━━━ Entries shown

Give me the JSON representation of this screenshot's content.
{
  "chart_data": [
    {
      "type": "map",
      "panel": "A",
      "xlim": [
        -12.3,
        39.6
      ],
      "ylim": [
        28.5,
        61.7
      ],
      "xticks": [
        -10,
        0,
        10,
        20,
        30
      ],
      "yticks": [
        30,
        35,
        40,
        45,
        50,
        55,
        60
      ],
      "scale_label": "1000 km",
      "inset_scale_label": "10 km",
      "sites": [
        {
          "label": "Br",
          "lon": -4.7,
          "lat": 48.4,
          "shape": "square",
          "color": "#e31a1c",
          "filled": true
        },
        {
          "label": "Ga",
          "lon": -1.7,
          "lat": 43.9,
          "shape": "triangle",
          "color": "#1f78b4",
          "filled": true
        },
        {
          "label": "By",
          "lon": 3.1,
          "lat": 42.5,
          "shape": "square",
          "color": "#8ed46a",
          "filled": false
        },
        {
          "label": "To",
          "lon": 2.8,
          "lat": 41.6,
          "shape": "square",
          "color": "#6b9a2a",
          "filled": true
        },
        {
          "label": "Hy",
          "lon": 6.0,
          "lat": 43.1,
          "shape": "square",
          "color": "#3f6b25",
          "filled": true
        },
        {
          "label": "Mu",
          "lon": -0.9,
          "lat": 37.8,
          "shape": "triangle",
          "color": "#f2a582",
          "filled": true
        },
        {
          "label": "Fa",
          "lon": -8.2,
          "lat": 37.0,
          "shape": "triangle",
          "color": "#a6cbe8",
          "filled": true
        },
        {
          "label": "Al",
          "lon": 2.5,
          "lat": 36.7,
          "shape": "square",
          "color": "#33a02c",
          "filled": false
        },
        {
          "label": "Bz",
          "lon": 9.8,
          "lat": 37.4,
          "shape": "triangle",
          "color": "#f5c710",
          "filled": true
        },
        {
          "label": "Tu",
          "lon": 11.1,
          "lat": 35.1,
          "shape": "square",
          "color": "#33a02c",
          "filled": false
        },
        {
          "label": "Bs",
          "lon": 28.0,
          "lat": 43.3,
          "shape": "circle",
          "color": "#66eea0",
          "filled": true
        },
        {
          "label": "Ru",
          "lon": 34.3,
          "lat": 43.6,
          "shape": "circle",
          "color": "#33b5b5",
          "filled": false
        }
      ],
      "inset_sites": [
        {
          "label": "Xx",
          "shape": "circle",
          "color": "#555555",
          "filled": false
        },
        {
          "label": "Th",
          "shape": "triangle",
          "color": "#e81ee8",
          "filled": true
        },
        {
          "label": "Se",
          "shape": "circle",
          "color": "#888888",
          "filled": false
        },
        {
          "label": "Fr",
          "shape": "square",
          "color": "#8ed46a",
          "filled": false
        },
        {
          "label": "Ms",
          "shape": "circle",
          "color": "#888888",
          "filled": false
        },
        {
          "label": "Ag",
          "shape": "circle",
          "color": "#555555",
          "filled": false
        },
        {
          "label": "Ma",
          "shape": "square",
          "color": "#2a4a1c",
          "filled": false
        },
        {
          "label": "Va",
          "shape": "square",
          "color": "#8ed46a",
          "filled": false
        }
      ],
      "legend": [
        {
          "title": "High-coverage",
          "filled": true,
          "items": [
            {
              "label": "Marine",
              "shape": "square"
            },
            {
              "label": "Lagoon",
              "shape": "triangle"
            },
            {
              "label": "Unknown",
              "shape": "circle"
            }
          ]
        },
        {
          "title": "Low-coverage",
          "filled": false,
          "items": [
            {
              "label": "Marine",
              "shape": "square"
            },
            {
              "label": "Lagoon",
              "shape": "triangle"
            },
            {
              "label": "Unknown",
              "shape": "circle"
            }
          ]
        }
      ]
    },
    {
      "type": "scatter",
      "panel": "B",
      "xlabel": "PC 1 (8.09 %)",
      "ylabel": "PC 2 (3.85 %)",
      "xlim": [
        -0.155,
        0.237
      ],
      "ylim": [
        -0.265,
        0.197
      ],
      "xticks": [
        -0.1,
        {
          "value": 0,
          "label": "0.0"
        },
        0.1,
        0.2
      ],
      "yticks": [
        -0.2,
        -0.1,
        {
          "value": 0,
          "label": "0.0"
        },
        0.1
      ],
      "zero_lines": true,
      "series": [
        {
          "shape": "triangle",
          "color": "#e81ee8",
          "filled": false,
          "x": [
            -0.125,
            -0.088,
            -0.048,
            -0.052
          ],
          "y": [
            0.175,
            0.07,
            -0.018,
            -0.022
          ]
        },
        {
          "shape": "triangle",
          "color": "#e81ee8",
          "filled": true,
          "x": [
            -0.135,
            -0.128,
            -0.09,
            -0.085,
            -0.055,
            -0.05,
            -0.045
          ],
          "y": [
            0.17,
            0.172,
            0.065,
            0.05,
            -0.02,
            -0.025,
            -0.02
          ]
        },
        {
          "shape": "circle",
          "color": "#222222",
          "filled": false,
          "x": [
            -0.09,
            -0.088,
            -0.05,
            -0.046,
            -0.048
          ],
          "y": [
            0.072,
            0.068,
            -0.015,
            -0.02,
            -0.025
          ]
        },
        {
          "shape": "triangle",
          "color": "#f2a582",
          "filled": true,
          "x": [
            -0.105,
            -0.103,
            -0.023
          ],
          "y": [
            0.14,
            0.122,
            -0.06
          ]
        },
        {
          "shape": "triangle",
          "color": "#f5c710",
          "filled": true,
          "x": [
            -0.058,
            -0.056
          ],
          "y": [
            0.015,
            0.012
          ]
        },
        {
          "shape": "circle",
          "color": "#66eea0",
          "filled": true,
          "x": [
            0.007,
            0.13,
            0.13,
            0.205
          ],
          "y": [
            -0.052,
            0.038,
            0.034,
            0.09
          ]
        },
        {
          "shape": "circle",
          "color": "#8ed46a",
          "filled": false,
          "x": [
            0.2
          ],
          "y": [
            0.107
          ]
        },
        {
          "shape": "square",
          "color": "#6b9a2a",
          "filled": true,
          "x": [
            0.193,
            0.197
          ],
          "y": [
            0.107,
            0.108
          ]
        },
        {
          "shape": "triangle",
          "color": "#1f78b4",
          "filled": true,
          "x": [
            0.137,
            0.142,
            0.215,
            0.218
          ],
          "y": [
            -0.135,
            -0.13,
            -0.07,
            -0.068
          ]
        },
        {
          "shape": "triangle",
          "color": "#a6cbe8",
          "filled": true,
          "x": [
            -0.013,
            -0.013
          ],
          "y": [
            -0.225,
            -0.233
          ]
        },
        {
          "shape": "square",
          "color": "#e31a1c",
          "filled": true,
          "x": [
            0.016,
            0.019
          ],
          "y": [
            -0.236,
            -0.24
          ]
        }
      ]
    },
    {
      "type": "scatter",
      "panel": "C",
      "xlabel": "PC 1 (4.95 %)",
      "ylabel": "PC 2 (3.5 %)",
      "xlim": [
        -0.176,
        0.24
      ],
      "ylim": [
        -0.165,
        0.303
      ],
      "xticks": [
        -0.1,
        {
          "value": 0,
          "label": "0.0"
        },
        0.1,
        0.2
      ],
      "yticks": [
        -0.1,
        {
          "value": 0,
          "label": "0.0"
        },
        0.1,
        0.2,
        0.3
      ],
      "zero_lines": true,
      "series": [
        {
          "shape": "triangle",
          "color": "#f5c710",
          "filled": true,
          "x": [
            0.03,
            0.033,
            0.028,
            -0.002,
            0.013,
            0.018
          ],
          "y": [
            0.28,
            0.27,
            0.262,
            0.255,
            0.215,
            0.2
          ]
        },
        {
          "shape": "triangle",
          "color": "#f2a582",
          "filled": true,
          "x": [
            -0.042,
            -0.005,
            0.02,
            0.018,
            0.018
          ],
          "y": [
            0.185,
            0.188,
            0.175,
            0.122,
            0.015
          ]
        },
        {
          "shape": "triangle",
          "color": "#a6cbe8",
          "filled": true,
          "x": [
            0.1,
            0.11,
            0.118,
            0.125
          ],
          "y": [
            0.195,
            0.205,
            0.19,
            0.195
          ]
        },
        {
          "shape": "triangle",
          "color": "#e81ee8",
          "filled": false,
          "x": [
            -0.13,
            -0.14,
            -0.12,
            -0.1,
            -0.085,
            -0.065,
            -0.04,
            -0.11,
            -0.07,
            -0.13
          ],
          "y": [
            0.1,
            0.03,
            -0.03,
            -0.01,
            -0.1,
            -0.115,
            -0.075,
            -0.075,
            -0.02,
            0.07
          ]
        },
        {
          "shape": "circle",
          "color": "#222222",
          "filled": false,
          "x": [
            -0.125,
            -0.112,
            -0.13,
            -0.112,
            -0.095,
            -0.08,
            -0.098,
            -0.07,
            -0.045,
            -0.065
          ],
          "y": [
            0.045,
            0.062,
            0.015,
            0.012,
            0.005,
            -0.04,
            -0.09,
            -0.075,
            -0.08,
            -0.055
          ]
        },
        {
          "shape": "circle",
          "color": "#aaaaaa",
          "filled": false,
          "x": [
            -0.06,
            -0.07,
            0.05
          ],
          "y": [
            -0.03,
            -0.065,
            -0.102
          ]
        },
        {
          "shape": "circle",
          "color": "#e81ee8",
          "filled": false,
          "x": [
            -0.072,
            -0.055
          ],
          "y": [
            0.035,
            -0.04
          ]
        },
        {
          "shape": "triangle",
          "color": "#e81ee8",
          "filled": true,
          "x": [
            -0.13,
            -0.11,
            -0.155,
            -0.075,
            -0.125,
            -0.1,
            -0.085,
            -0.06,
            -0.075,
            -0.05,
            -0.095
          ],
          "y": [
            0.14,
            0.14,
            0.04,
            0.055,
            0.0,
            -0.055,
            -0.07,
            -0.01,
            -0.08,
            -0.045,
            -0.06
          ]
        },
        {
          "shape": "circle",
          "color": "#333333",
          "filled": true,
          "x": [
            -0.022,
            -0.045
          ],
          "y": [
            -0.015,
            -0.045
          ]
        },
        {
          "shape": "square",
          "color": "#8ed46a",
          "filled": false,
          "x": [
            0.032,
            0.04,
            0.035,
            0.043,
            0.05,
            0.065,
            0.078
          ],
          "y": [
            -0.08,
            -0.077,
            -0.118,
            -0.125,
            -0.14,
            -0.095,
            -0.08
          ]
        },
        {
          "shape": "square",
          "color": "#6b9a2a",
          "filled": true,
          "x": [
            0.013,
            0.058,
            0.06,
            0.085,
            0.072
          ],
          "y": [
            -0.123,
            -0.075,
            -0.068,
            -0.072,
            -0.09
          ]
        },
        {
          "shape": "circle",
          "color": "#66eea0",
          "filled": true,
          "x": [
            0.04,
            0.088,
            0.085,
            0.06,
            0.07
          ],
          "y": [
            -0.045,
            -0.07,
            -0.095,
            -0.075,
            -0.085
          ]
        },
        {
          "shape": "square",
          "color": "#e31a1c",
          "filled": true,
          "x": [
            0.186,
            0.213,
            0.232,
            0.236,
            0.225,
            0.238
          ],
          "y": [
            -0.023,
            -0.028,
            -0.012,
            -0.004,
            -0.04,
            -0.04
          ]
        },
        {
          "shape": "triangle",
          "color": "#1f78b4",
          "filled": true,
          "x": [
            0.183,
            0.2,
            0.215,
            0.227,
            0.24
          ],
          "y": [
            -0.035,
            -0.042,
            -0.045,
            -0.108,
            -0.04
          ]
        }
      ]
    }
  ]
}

━━━━━━

## Exercise details
How many lines of these entries contain the string "title"? Reply with the number alone.

## Completed task
2